**EXERCISE DETAILS**:
List, from the lines below, each one with "color" in it.

**Stored items from a collection**:
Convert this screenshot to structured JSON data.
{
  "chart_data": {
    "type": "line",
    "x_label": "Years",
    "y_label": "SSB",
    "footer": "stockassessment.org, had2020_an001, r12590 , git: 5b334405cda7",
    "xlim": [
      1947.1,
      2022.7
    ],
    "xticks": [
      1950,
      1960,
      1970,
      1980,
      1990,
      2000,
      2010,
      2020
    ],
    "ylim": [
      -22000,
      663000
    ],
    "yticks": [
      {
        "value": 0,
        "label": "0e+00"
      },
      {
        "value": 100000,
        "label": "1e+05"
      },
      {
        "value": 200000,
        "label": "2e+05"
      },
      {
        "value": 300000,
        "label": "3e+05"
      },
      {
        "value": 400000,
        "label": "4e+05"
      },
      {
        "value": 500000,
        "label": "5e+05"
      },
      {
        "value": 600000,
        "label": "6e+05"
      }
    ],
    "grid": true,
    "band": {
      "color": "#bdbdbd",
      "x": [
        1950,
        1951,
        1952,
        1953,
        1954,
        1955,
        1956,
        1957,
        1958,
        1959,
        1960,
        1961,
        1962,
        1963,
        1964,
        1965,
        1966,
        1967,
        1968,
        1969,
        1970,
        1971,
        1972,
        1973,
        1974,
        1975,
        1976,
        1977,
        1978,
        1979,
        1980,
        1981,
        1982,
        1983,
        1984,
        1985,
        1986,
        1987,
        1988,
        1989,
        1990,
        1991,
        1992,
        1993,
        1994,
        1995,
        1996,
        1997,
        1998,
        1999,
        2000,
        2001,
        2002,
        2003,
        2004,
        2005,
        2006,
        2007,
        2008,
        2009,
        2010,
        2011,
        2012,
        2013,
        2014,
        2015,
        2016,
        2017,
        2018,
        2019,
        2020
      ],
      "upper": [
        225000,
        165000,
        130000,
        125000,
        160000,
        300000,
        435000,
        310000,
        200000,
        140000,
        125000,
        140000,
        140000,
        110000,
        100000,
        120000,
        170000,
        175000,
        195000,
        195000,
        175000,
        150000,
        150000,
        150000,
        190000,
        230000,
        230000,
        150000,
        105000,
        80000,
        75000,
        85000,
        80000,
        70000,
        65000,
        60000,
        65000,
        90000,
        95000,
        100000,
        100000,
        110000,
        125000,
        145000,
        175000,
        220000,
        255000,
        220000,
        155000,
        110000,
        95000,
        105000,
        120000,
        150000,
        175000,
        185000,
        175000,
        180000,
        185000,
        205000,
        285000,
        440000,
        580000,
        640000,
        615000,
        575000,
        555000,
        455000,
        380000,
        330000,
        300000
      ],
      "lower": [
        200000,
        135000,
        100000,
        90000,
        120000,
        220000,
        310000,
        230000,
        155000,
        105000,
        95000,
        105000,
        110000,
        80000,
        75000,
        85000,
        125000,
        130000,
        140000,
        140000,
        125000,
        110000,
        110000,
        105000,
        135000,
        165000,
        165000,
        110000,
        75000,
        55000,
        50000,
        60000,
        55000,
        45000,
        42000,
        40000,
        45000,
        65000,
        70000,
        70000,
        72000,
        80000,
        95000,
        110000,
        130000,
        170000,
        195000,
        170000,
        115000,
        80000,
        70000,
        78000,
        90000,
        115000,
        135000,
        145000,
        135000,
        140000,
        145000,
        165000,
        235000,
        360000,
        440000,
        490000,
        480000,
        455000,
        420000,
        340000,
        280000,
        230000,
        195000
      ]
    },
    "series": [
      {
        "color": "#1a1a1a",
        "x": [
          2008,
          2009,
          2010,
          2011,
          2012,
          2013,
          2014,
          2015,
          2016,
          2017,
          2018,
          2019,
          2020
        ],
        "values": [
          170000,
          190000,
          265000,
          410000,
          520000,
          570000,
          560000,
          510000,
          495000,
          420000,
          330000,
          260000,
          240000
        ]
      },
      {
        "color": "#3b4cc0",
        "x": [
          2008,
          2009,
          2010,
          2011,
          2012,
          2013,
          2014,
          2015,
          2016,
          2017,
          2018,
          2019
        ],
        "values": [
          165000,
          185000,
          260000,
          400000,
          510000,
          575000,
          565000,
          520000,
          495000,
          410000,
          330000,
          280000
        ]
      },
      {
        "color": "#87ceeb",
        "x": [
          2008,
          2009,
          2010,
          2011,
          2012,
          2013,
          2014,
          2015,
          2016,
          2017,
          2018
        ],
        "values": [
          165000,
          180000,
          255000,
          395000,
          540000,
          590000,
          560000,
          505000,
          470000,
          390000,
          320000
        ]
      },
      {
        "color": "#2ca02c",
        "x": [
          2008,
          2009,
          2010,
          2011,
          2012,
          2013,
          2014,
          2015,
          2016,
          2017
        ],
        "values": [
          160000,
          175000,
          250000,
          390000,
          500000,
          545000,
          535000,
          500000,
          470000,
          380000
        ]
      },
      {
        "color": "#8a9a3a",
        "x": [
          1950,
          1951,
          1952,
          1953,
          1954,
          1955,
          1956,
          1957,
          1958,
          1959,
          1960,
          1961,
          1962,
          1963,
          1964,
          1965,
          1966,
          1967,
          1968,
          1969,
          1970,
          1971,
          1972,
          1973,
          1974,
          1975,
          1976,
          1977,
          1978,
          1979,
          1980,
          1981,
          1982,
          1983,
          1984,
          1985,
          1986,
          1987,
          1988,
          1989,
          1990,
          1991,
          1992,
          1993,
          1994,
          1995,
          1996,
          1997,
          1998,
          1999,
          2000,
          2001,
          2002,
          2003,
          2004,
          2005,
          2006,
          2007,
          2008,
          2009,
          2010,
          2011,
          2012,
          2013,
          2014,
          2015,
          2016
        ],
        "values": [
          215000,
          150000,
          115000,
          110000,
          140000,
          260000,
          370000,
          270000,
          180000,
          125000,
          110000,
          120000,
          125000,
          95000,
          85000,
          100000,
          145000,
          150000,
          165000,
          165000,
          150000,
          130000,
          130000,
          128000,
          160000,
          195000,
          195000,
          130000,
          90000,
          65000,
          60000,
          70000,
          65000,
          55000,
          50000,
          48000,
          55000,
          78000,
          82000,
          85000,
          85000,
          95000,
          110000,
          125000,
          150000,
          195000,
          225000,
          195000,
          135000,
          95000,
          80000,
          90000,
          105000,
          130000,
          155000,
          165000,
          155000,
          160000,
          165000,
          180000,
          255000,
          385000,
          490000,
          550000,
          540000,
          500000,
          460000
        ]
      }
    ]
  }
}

**WORKED ANSWER**:
      "color": "#bdbdbd",
        "color": "#1a1a1a",
        "color": "#3b4cc0",
        "color": "#87ceeb",
        "color": "#2ca02c",
        "color": "#8a9a3a",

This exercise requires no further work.